(Records excerpted from a collection)
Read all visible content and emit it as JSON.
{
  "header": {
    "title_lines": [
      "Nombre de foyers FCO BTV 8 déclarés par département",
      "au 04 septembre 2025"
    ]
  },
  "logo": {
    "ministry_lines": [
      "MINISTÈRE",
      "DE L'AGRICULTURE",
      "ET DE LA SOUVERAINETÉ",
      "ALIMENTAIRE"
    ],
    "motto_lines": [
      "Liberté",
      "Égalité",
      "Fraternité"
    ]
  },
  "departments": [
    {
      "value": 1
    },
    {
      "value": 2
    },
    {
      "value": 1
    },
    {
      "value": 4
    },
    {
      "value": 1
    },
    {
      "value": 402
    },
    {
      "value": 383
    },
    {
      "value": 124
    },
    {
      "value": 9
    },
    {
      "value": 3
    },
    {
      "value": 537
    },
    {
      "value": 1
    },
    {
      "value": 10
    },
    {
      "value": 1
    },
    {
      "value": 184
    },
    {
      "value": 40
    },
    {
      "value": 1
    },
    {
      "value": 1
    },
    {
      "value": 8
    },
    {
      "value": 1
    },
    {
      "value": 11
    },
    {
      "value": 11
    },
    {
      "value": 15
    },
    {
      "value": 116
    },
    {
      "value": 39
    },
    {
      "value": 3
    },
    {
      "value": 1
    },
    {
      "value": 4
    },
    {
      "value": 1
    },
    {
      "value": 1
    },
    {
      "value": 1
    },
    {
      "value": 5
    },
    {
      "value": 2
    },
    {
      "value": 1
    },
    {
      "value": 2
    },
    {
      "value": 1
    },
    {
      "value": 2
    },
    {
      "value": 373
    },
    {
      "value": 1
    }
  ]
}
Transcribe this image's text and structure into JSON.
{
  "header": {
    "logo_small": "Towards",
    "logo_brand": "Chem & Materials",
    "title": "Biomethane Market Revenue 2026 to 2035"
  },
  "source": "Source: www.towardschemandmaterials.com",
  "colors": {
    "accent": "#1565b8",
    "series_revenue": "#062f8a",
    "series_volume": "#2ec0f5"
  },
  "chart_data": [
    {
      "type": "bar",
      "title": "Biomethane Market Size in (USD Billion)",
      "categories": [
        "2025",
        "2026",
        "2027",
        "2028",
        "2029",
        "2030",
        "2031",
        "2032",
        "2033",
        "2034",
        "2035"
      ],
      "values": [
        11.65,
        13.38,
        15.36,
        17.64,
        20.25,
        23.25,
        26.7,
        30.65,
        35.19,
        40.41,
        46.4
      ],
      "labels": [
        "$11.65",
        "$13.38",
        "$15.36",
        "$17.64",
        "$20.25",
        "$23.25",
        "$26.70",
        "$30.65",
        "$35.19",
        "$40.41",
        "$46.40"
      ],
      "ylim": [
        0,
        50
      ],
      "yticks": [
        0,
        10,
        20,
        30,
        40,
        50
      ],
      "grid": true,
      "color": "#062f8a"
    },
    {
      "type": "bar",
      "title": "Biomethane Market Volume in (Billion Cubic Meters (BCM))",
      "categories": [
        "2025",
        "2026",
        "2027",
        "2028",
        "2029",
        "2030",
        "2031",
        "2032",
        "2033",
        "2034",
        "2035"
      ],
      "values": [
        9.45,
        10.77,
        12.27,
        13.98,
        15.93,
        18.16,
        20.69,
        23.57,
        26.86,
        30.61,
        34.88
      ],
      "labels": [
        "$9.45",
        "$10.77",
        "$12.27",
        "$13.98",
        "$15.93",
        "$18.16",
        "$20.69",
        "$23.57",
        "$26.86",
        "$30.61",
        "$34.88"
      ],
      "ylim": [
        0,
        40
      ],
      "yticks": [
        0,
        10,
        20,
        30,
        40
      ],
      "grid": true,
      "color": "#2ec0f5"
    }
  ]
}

## What to do
Reproduce each line of the material above precisely.

## Expected answer
Read all visible content and emit it as JSON.
{
  "header": {
    "title_lines": [
      "Nombre de foyers FCO BTV 8 déclarés par département",
      "au 04 septembre 2025"
    ]
  },
  "logo": {
    "ministry_lines": [
      "MINISTÈRE",
      "DE L'AGRICULTURE",
      "ET DE LA SOUVERAINETÉ",
      "ALIMENTAIRE"
    ],
    "motto_lines": [
      "Liberté",
      "Égalité",
      "Fraternité"
    ]
  },
  "departments": [
    {
      "value": 1
    },
    {
      "value": 2
    },
    {
      "value": 1
    },
    {
      "value": 4
    },
    {
      "value": 1
    },
    {
      "value": 402
    },
    {
      "value": 383
    },
    {
      "value": 124
    },
    {
      "value": 9
    },
    {
      "value": 3
    },
    {
      "value": 537
    },
    {
      "value": 1
    },
    {
      "value": 10
    },
    {
      "value": 1
    },
    {
      "value": 184
    },
    {
      "value": 40
    },
    {
      "value": 1
    },
    {
      "value": 1
    },
    {
      "value": 8
    },
    {
      "value": 1
    },
    {
      "value": 11
    },
    {
      "value": 11
    },
    {
      "value": 15
    },
    {
      "value": 116
    },
    {
      "value": 39
    },
    {
      "value": 3
    },
    {
      "value": 1
    },
    {
      "value": 4
    },
    {
      "value": 1
    },
    {
      "value": 1
    },
    {
      "value": 1
    },
    {
      "value": 5
    },
    {
      "value": 2
    },
    {
      "value": 1
    },
    {
      "value": 2
    },
    {
      "value": 1
    },
    {
      "value": 2
    },
    {
      "value": 373
    },
    {
      "value": 1
    }
  ]
}
Transcribe this image's text and structure into JSON.
{
  "header": {
    "logo_small": "Towards",
    "logo_brand": "Chem & Materials",
    "title": "Biomethane Market Revenue 2026 to 2035"
  },
  "source": "Source: www.towardschemandmaterials.com",
  "colors": {
    "accent": "#1565b8",
    "series_revenue": "#062f8a",
    "series_volume": "#2ec0f5"
  },
  "chart_data": [
    {
      "type": "bar",
      "title": "Biomethane Market Size in (USD Billion)",
      "categories": [
        "2025",
        "2026",
        "2027",
        "2028",
        "2029",
        "2030",
        "2031",
        "2032",
        "2033",
        "2034",
        "2035"
      ],
      "values": [
        11.65,
        13.38,
        15.36,
        17.64,
        20.25,
        23.25,
        26.7,
        30.65,
        35.19,
        40.41,
        46.4
      ],
      "labels": [
        "$11.65",
        "$13.38",
        "$15.36",
        "$17.64",
        "$20.25",
        "$23.25",
        "$26.70",
        "$30.65",
        "$35.19",
        "$40.41",
        "$46.40"
      ],
      "ylim": [
        0,
        50
      ],
      "yticks": [
        0,
        10,
        20,
        30,
        40,
        50
      ],
      "grid": true,
      "color": "#062f8a"
    },
    {
      "type": "bar",
      "title": "Biomethane Market Volume in (Billion Cubic Meters (BCM))",
      "categories": [
        "2025",
        "2026",
        "2027",
        "2028",
        "2029",
        "2030",
        "2031",
        "2032",
        "2033",
        "2034",
        "2035"
      ],
      "values": [
        9.45,
        10.77,
        12.27,
        13.98,
        15.93,
        18.16,
        20.69,
        23.57,
        26.86,
        30.61,
        34.88
      ],
      "labels": [
        "$9.45",
        "$10.77",
        "$12.27",
        "$13.98",
        "$15.93",
        "$18.16",
        "$20.69",
        "$23.57",
        "$26.86",
        "$30.61",
        "$34.88"
      ],
      "ylim": [
        0,
        40
      ],
      "yticks": [
        0,
        10,
        20,
        30,
        40
      ],
      "grid": true,
      "color": "#2ec0f5"
    }
  ]
}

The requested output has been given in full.